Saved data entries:
::::::::
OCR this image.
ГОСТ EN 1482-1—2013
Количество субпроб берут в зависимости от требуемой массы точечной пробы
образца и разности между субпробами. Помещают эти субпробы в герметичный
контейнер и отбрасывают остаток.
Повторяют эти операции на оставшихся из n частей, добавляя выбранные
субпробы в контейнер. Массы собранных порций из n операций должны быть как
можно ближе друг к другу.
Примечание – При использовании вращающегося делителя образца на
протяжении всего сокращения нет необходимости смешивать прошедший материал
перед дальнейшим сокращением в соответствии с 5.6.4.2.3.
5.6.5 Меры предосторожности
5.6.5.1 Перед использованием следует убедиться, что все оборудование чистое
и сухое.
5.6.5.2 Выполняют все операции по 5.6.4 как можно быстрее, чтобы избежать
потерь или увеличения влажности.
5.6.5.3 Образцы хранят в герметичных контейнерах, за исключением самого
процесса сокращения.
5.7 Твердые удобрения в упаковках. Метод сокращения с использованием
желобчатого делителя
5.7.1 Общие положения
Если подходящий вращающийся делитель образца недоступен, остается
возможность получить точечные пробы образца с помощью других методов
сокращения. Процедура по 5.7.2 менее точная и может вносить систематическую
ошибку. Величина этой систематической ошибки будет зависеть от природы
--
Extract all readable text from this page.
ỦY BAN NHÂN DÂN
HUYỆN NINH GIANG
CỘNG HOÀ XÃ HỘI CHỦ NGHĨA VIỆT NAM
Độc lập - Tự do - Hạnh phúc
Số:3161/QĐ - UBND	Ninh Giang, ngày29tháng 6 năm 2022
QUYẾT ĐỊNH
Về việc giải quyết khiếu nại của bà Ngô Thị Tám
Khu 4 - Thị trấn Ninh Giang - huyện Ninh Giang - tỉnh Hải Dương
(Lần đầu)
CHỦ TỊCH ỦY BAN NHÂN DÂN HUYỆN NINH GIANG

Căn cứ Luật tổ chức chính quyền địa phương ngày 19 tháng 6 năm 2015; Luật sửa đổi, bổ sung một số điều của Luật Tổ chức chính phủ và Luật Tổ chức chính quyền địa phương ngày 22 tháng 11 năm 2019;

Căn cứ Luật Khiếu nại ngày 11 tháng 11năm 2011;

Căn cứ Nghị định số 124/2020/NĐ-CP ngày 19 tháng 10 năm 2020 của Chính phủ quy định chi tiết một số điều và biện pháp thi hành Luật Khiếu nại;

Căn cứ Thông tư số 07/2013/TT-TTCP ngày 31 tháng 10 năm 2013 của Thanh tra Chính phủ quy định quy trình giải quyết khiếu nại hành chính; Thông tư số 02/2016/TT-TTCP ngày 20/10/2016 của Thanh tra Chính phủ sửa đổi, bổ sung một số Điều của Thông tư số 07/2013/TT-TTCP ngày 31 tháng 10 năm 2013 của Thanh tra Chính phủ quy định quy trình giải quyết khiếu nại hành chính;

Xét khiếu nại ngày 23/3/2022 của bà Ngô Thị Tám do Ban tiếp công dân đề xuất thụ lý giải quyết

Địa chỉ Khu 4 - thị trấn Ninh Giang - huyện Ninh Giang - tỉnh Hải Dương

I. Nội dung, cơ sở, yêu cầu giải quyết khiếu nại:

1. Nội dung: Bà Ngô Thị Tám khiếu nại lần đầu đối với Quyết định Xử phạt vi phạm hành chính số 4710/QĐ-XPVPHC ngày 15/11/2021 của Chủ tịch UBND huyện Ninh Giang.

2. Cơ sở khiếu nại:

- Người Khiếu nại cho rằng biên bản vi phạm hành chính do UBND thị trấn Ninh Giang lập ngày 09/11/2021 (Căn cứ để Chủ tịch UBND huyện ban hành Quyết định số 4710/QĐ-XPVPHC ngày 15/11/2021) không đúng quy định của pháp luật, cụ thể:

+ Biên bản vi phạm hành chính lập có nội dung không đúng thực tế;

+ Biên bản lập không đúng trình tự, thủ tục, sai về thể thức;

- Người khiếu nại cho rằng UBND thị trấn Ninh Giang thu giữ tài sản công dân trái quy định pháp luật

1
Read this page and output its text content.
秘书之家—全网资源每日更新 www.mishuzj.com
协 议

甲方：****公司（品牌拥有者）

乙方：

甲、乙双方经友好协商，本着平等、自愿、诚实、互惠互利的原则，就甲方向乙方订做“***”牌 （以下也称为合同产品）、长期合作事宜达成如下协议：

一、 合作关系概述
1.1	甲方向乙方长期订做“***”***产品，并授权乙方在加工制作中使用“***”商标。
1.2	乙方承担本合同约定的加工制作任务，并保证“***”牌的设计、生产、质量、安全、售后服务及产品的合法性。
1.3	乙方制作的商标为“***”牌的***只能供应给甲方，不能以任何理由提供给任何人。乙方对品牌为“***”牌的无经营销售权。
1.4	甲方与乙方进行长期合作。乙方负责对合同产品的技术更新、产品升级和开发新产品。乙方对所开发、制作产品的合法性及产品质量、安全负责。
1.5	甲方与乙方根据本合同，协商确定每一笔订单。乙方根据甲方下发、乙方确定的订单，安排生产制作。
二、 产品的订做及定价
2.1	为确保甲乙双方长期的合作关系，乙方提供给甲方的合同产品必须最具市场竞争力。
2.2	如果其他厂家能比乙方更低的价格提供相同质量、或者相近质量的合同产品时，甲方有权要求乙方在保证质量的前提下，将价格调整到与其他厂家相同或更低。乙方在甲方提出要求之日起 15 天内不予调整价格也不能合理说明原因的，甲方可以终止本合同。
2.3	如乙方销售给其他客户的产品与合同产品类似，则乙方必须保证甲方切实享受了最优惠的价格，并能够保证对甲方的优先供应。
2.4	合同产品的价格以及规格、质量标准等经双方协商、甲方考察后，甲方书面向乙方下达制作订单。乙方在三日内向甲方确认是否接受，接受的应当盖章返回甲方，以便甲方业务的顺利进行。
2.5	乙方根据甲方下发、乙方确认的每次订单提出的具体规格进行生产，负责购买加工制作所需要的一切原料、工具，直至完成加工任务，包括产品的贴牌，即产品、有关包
::::::::
AIM:
Return all the data exactly as given.

RESPONSE TO THIS TASK:
OCR this image.
ГОСТ EN 1482-1—2013
Количество субпроб берут в зависимости от требуемой массы точечной пробы
образца и разности между субпробами. Помещают эти субпробы в герметичный
контейнер и отбрасывают остаток.
Повторяют эти операции на оставшихся из n частей, добавляя выбранные
субпробы в контейнер. Массы собранных порций из n операций должны быть как
можно ближе друг к другу.
Примечание – При использовании вращающегося делителя образца на
протяжении всего сокращения нет необходимости смешивать прошедший материал
перед дальнейшим сокращением в соответствии с 5.6.4.2.3.
5.6.5 Меры предосторожности
5.6.5.1 Перед использованием следует убедиться, что все оборудование чистое
и сухое.
5.6.5.2 Выполняют все операции по 5.6.4 как можно быстрее, чтобы избежать
потерь или увеличения влажности.
5.6.5.3 Образцы хранят в герметичных контейнерах, за исключением самого
процесса сокращения.
5.7 Твердые удобрения в упаковках. Метод сокращения с использованием
желобчатого делителя
5.7.1 Общие положения
Если подходящий вращающийся делитель образца недоступен, остается
возможность получить точечные пробы образца с помощью других методов
сокращения. Процедура по 5.7.2 менее точная и может вносить систематическую
ошибку. Величина этой систематической ошибки будет зависеть от природы
--
Extract all readable text from this page.
ỦY BAN NHÂN DÂN
HUYỆN NINH GIANG
CỘNG HOÀ XÃ HỘI CHỦ NGHĨA VIỆT NAM
Độc lập - Tự do - Hạnh phúc
Số:3161/QĐ - UBND	Ninh Giang, ngày29tháng 6 năm 2022
QUYẾT ĐỊNH
Về việc giải quyết khiếu nại của bà Ngô Thị Tám
Khu 4 - Thị trấn Ninh Giang - huyện Ninh Giang - tỉnh Hải Dương
(Lần đầu)
CHỦ TỊCH ỦY BAN NHÂN DÂN HUYỆN NINH GIANG

Căn cứ Luật tổ chức chính quyền địa phương ngày 19 tháng 6 năm 2015; Luật sửa đổi, bổ sung một số điều của Luật Tổ chức chính phủ và Luật Tổ chức chính quyền địa phương ngày 22 tháng 11 năm 2019;

Căn cứ Luật Khiếu nại ngày 11 tháng 11năm 2011;

Căn cứ Nghị định số 124/2020/NĐ-CP ngày 19 tháng 10 năm 2020 của Chính phủ quy định chi tiết một số điều và biện pháp thi hành Luật Khiếu nại;

Căn cứ Thông tư số 07/2013/TT-TTCP ngày 31 tháng 10 năm 2013 của Thanh tra Chính phủ quy định quy trình giải quyết khiếu nại hành chính; Thông tư số 02/2016/TT-TTCP ngày 20/10/2016 của Thanh tra Chính phủ sửa đổi, bổ sung một số Điều của Thông tư số 07/2013/TT-TTCP ngày 31 tháng 10 năm 2013 của Thanh tra Chính phủ quy định quy trình giải quyết khiếu nại hành chính;

Xét khiếu nại ngày 23/3/2022 của bà Ngô Thị Tám do Ban tiếp công dân đề xuất thụ lý giải quyết

Địa chỉ Khu 4 - thị trấn Ninh Giang - huyện Ninh Giang - tỉnh Hải Dương

I. Nội dung, cơ sở, yêu cầu giải quyết khiếu nại:

1. Nội dung: Bà Ngô Thị Tám khiếu nại lần đầu đối với Quyết định Xử phạt vi phạm hành chính số 4710/QĐ-XPVPHC ngày 15/11/2021 của Chủ tịch UBND huyện Ninh Giang.

2. Cơ sở khiếu nại:

- Người Khiếu nại cho rằng biên bản vi phạm hành chính do UBND thị trấn Ninh Giang lập ngày 09/11/2021 (Căn cứ để Chủ tịch UBND huyện ban hành Quyết định số 4710/QĐ-XPVPHC ngày 15/11/2021) không đúng quy định của pháp luật, cụ thể:

+ Biên bản vi phạm hành chính lập có nội dung không đúng thực tế;

+ Biên bản lập không đúng trình tự, thủ tục, sai về thể thức;

- Người khiếu nại cho rằng UBND thị trấn Ninh Giang thu giữ tài sản công dân trái quy định pháp luật

1
Read this page and output its text content.
秘书之家—全网资源每日更新 www.mishuzj.com
协 议

甲方：****公司（品牌拥有者）

乙方：

甲、乙双方经友好协商，本着平等、自愿、诚实、互惠互利的原则，就甲方向乙方订做“***”牌 （以下也称为合同产品）、长期合作事宜达成如下协议：

一、 合作关系概述
1.1	甲方向乙方长期订做“***”***产品，并授权乙方在加工制作中使用“***”商标。
1.2	乙方承担本合同约定的加工制作任务，并保证“***”牌的设计、生产、质量、安全、售后服务及产品的合法性。
1.3	乙方制作的商标为“***”牌的***只能供应给甲方，不能以任何理由提供给任何人。乙方对品牌为“***”牌的无经营销售权。
1.4	甲方与乙方进行长期合作。乙方负责对合同产品的技术更新、产品升级和开发新产品。乙方对所开发、制作产品的合法性及产品质量、安全负责。
1.5	甲方与乙方根据本合同，协商确定每一笔订单。乙方根据甲方下发、乙方确定的订单，安排生产制作。
二、 产品的订做及定价
2.1	为确保甲乙双方长期的合作关系，乙方提供给甲方的合同产品必须最具市场竞争力。
2.2	如果其他厂家能比乙方更低的价格提供相同质量、或者相近质量的合同产品时，甲方有权要求乙方在保证质量的前提下，将价格调整到与其他厂家相同或更低。乙方在甲方提出要求之日起 15 天内不予调整价格也不能合理说明原因的，甲方可以终止本合同。
2.3	如乙方销售给其他客户的产品与合同产品类似，则乙方必须保证甲方切实享受了最优惠的价格，并能够保证对甲方的优先供应。
2.4	合同产品的价格以及规格、质量标准等经双方协商、甲方考察后，甲方书面向乙方下达制作订单。乙方在三日内向甲方确认是否接受，接受的应当盖章返回甲方，以便甲方业务的顺利进行。
2.5	乙方根据甲方下发、乙方确认的每次订单提出的具体规格进行生产，负责购买加工制作所需要的一切原料、工具，直至完成加工任务，包括产品的贴牌，即产品、有关包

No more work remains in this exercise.